►

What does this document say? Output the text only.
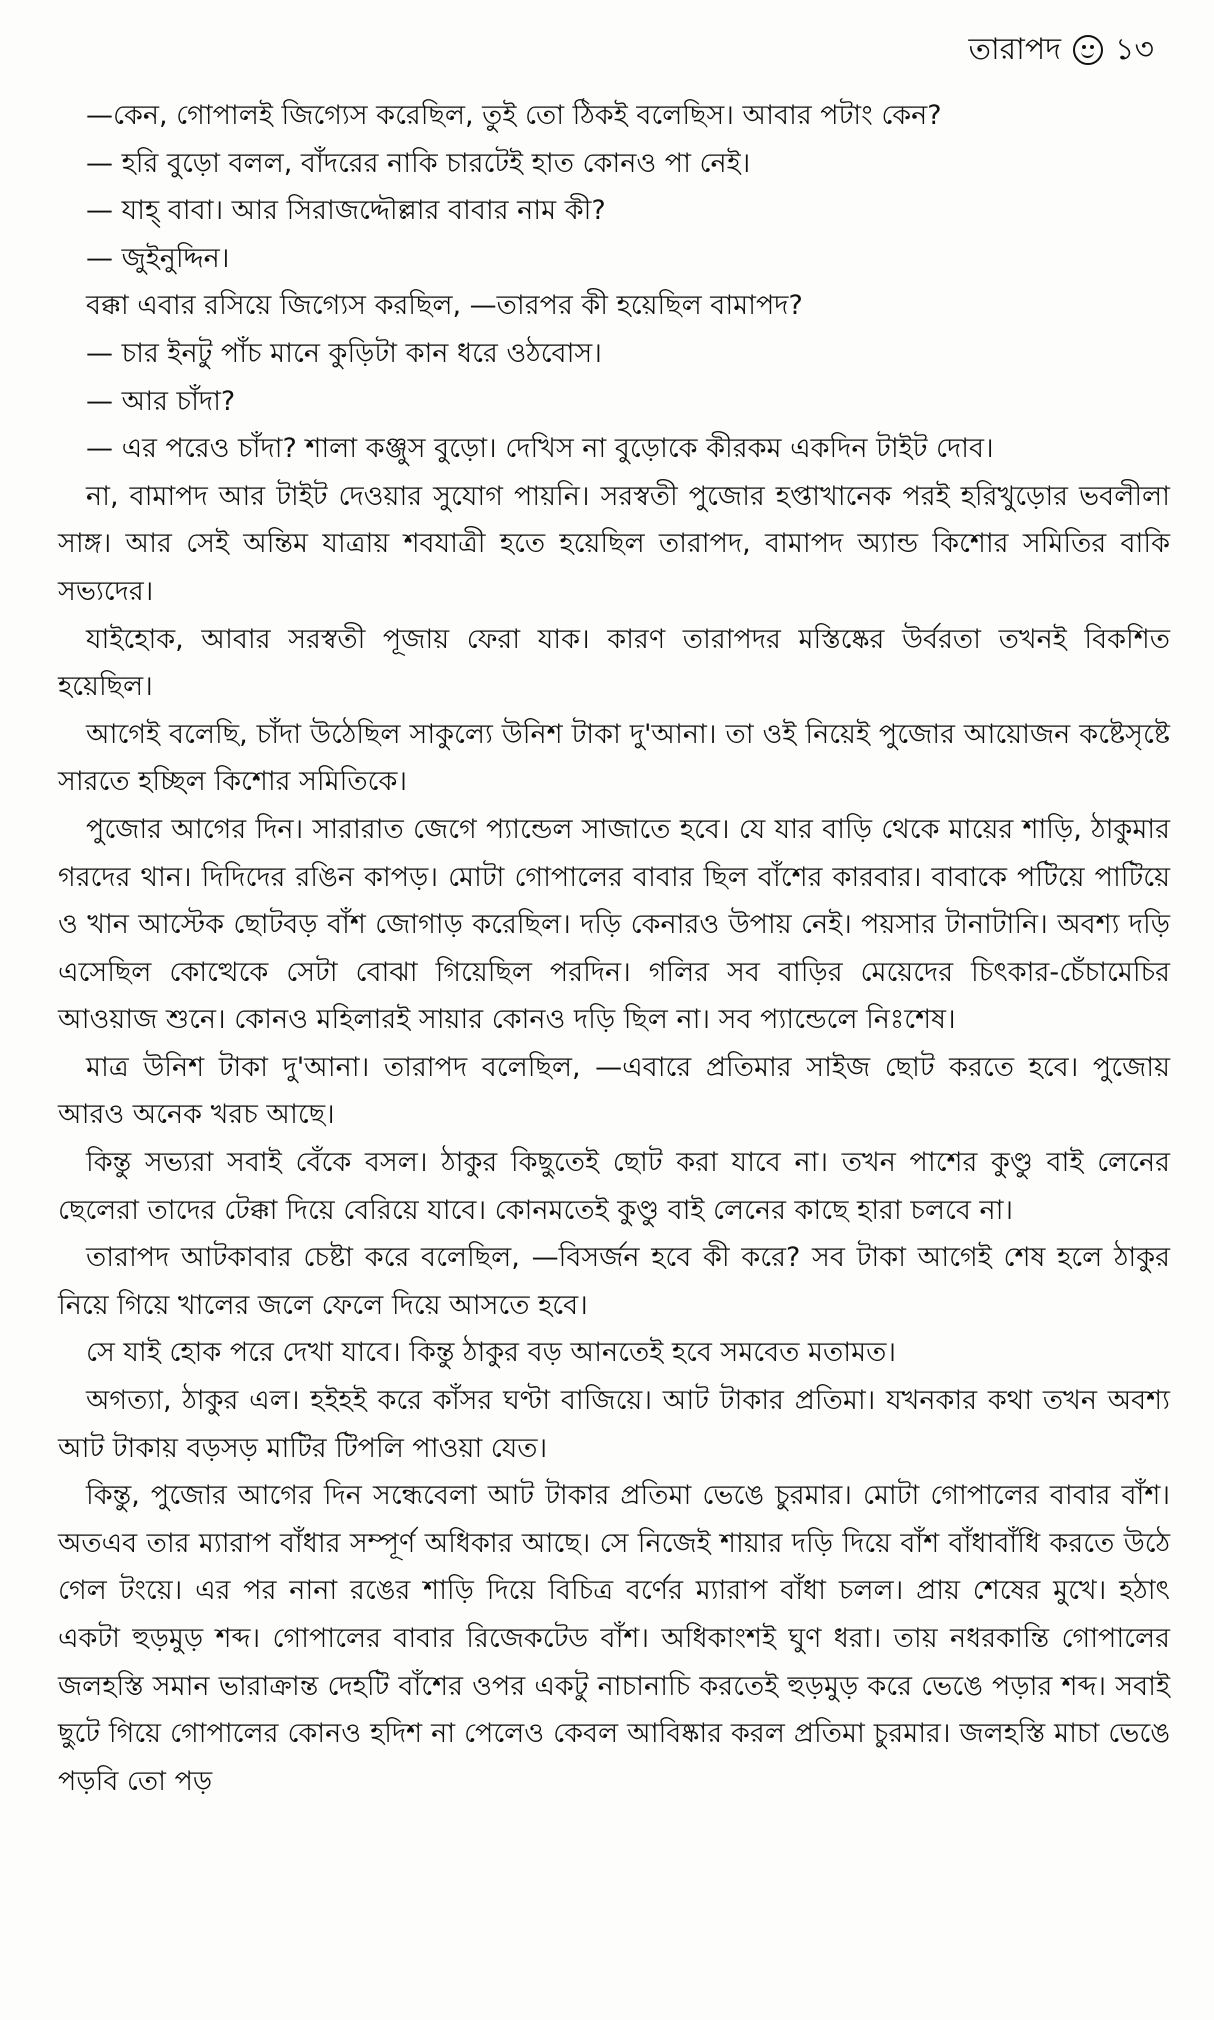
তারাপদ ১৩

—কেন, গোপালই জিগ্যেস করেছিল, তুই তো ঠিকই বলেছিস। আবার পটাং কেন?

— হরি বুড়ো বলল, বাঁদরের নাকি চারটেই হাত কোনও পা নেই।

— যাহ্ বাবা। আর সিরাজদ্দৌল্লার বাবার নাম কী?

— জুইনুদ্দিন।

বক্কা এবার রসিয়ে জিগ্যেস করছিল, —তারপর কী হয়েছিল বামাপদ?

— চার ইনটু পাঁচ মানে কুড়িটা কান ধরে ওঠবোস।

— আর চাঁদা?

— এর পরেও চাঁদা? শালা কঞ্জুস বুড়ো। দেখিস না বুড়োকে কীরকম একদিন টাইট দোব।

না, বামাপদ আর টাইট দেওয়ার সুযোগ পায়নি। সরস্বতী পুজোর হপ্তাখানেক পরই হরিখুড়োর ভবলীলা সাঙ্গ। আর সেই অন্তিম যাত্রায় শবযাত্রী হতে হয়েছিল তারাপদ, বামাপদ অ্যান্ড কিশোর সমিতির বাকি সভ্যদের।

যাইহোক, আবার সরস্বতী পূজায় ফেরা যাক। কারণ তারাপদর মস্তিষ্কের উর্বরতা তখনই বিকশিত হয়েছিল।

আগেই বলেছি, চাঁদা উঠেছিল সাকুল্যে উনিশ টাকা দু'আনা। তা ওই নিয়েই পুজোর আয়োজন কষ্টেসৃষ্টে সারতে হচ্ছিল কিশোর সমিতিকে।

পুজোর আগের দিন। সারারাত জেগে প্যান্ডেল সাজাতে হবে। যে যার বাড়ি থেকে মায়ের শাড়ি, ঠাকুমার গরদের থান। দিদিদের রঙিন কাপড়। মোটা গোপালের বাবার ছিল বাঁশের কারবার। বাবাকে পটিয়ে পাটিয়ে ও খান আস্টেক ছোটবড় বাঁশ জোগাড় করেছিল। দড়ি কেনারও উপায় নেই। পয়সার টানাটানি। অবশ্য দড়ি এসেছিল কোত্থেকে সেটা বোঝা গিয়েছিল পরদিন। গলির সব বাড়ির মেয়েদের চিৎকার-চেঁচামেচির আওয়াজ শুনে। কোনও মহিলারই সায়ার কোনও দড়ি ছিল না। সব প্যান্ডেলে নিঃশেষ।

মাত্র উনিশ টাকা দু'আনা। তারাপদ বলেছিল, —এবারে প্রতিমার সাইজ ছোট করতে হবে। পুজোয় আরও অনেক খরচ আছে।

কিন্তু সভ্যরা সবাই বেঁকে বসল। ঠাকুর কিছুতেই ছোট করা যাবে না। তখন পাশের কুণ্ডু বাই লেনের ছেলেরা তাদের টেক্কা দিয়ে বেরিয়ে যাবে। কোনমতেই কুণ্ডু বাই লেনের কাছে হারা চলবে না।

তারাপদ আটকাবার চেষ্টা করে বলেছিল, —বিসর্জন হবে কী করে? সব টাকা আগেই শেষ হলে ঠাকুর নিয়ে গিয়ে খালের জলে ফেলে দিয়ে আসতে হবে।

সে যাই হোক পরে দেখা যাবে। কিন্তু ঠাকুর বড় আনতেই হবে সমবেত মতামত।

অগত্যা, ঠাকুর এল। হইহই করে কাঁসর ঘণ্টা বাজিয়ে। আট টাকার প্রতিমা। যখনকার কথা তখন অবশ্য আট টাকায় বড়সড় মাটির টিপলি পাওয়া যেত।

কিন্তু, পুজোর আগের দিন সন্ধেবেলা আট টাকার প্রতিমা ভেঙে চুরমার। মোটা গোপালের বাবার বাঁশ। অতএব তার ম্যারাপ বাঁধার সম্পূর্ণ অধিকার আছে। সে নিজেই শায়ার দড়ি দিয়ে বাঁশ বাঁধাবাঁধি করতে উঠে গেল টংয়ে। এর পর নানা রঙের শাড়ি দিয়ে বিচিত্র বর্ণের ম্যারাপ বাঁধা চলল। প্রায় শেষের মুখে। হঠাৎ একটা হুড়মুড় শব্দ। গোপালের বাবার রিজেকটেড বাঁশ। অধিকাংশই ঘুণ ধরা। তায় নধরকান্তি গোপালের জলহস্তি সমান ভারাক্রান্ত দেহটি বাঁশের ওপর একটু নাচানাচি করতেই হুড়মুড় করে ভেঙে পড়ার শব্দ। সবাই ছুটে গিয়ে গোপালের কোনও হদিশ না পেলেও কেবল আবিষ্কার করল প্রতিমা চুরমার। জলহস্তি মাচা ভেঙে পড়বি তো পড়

◄

_Given task_:
Excluding the pictures, reproduce every entry exactly as given.

_Exercise response_:
What does this document say? Output the text only.
তারাপদ ১৩

—কেন, গোপালই জিগ্যেস করেছিল, তুই তো ঠিকই বলেছিস। আবার পটাং কেন?

— হরি বুড়ো বলল, বাঁদরের নাকি চারটেই হাত কোনও পা নেই।

— যাহ্ বাবা। আর সিরাজদ্দৌল্লার বাবার নাম কী?

— জুইনুদ্দিন।

বক্কা এবার রসিয়ে জিগ্যেস করছিল, —তারপর কী হয়েছিল বামাপদ?

— চার ইনটু পাঁচ মানে কুড়িটা কান ধরে ওঠবোস।

— আর চাঁদা?

— এর পরেও চাঁদা? শালা কঞ্জুস বুড়ো। দেখিস না বুড়োকে কীরকম একদিন টাইট দোব।

না, বামাপদ আর টাইট দেওয়ার সুযোগ পায়নি। সরস্বতী পুজোর হপ্তাখানেক পরই হরিখুড়োর ভবলীলা সাঙ্গ। আর সেই অন্তিম যাত্রায় শবযাত্রী হতে হয়েছিল তারাপদ, বামাপদ অ্যান্ড কিশোর সমিতির বাকি সভ্যদের।

যাইহোক, আবার সরস্বতী পূজায় ফেরা যাক। কারণ তারাপদর মস্তিষ্কের উর্বরতা তখনই বিকশিত হয়েছিল।

আগেই বলেছি, চাঁদা উঠেছিল সাকুল্যে উনিশ টাকা দু'আনা। তা ওই নিয়েই পুজোর আয়োজন কষ্টেসৃষ্টে সারতে হচ্ছিল কিশোর সমিতিকে।

পুজোর আগের দিন। সারারাত জেগে প্যান্ডেল সাজাতে হবে। যে যার বাড়ি থেকে মায়ের শাড়ি, ঠাকুমার গরদের থান। দিদিদের রঙিন কাপড়। মোটা গোপালের বাবার ছিল বাঁশের কারবার। বাবাকে পটিয়ে পাটিয়ে ও খান আস্টেক ছোটবড় বাঁশ জোগাড় করেছিল। দড়ি কেনারও উপায় নেই। পয়সার টানাটানি। অবশ্য দড়ি এসেছিল কোত্থেকে সেটা বোঝা গিয়েছিল পরদিন। গলির সব বাড়ির মেয়েদের চিৎকার-চেঁচামেচির আওয়াজ শুনে। কোনও মহিলারই সায়ার কোনও দড়ি ছিল না। সব প্যান্ডেলে নিঃশেষ।

মাত্র উনিশ টাকা দু'আনা। তারাপদ বলেছিল, —এবারে প্রতিমার সাইজ ছোট করতে হবে। পুজোয় আরও অনেক খরচ আছে।

কিন্তু সভ্যরা সবাই বেঁকে বসল। ঠাকুর কিছুতেই ছোট করা যাবে না। তখন পাশের কুণ্ডু বাই লেনের ছেলেরা তাদের টেক্কা দিয়ে বেরিয়ে যাবে। কোনমতেই কুণ্ডু বাই লেনের কাছে হারা চলবে না।

তারাপদ আটকাবার চেষ্টা করে বলেছিল, —বিসর্জন হবে কী করে? সব টাকা আগেই শেষ হলে ঠাকুর নিয়ে গিয়ে খালের জলে ফেলে দিয়ে আসতে হবে।

সে যাই হোক পরে দেখা যাবে। কিন্তু ঠাকুর বড় আনতেই হবে সমবেত মতামত।

অগত্যা, ঠাকুর এল। হইহই করে কাঁসর ঘণ্টা বাজিয়ে। আট টাকার প্রতিমা। যখনকার কথা তখন অবশ্য আট টাকায় বড়সড় মাটির টিপলি পাওয়া যেত।

কিন্তু, পুজোর আগের দিন সন্ধেবেলা আট টাকার প্রতিমা ভেঙে চুরমার। মোটা গোপালের বাবার বাঁশ। অতএব তার ম্যারাপ বাঁধার সম্পূর্ণ অধিকার আছে। সে নিজেই শায়ার দড়ি দিয়ে বাঁশ বাঁধাবাঁধি করতে উঠে গেল টংয়ে। এর পর নানা রঙের শাড়ি দিয়ে বিচিত্র বর্ণের ম্যারাপ বাঁধা চলল। প্রায় শেষের মুখে। হঠাৎ একটা হুড়মুড় শব্দ। গোপালের বাবার রিজেকটেড বাঁশ। অধিকাংশই ঘুণ ধরা। তায় নধরকান্তি গোপালের জলহস্তি সমান ভারাক্রান্ত দেহটি বাঁশের ওপর একটু নাচানাচি করতেই হুড়মুড় করে ভেঙে পড়ার শব্দ। সবাই ছুটে গিয়ে গোপালের কোনও হদিশ না পেলেও কেবল আবিষ্কার করল প্রতিমা চুরমার। জলহস্তি মাচা ভেঙে পড়বি তো পড়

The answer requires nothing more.